Problem requirements -
Extract each line holding the word "name" from the entries.

--- BEGIN Records for this task ---

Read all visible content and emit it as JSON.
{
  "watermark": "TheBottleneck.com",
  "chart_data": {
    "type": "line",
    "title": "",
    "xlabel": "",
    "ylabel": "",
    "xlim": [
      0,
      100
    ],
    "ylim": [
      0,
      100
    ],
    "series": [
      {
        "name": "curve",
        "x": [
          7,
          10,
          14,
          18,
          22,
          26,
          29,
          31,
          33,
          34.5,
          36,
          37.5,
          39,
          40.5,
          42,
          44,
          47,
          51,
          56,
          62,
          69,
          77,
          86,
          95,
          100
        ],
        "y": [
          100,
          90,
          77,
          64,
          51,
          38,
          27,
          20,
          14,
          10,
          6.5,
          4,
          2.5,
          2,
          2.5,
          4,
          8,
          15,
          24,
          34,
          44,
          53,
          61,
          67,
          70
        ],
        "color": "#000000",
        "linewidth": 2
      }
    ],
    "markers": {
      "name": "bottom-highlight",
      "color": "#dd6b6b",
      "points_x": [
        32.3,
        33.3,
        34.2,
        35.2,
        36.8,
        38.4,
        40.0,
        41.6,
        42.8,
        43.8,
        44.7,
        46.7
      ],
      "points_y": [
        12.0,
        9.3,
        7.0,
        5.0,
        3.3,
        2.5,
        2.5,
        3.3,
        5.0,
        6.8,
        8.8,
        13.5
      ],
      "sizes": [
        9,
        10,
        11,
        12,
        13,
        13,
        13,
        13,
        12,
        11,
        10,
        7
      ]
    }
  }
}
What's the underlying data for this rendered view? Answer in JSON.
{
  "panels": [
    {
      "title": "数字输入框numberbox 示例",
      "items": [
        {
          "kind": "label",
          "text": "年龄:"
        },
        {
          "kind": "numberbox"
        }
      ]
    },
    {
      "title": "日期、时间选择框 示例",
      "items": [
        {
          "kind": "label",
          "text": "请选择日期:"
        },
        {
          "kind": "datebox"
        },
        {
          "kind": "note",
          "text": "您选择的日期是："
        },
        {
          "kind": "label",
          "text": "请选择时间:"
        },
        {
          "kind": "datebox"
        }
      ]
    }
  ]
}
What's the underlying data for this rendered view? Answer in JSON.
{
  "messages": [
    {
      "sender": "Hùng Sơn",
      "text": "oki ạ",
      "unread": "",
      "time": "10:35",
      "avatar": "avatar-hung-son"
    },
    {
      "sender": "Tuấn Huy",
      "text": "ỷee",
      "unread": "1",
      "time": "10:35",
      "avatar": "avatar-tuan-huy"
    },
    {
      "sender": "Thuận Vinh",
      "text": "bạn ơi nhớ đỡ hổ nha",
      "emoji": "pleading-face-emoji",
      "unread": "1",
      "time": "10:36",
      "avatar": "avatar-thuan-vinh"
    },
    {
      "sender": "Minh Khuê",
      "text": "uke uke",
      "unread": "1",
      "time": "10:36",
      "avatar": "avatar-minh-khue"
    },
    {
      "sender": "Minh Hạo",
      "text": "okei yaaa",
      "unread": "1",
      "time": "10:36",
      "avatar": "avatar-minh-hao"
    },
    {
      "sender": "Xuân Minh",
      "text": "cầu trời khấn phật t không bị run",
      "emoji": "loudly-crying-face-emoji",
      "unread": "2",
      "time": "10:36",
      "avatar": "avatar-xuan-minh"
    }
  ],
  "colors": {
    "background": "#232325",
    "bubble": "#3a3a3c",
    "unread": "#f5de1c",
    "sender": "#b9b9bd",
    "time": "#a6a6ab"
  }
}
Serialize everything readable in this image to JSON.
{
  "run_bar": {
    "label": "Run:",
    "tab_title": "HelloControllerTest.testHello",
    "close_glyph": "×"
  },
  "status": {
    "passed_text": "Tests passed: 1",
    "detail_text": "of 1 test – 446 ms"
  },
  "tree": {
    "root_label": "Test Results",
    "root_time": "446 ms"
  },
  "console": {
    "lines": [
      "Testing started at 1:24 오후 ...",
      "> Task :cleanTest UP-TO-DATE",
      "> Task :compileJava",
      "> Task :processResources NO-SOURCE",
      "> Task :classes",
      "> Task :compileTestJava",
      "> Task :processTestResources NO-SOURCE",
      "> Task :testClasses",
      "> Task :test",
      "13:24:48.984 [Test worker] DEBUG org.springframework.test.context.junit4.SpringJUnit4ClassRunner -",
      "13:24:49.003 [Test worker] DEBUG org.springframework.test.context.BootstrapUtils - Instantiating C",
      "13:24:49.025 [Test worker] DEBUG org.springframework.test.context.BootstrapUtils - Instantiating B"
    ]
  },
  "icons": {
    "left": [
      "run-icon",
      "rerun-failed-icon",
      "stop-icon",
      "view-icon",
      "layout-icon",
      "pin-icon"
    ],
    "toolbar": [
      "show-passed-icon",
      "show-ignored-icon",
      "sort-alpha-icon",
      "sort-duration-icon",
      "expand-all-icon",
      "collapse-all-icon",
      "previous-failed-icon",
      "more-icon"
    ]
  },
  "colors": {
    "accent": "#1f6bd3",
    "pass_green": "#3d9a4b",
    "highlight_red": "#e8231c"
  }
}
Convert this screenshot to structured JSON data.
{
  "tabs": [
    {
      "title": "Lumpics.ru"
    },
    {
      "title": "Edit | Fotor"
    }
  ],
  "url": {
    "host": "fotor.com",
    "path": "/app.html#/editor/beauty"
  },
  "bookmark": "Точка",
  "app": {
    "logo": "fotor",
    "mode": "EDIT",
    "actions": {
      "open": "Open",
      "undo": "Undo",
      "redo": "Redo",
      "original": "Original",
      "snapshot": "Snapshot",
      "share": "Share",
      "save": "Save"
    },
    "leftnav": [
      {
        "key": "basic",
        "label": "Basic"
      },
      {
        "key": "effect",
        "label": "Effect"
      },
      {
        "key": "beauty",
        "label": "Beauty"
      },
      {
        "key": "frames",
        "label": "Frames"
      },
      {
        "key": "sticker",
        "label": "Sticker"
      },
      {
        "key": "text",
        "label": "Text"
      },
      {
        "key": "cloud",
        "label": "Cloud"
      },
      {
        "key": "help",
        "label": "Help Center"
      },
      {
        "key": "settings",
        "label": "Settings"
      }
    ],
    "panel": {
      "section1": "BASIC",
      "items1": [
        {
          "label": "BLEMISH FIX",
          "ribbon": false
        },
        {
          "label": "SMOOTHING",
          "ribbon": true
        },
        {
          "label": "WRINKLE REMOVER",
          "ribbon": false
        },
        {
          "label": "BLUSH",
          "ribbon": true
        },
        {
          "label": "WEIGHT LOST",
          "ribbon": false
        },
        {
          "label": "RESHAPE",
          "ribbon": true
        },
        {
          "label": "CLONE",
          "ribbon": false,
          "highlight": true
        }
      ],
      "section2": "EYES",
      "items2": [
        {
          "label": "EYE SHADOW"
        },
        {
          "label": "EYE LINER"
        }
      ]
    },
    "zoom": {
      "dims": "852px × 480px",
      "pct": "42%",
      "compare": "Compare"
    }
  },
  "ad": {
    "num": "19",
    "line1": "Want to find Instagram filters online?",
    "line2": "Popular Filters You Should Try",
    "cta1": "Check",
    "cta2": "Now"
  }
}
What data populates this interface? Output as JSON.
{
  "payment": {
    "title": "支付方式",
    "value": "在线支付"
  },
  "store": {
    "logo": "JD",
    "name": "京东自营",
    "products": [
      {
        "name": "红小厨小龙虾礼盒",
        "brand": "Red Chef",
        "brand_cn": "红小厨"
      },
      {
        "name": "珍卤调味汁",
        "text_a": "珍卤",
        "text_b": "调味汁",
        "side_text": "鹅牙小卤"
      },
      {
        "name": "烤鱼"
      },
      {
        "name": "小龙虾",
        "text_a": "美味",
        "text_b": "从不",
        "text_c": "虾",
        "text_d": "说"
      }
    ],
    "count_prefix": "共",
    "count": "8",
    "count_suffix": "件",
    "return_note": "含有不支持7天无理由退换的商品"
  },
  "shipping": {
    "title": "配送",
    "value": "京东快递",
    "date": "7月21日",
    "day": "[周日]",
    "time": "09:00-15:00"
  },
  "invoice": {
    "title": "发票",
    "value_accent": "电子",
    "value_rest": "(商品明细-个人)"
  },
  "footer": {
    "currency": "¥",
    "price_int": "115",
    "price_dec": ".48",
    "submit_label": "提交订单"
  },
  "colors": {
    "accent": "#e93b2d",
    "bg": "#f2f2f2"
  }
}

--- END Records for this task ---

Output for this task -
        "name": "curve",
      "name": "bottom-highlight",
    "name": "京东自营",
        "name": "红小厨小龙虾礼盒",
        "name": "珍卤调味汁",
        "name": "烤鱼"
        "name": "小龙虾",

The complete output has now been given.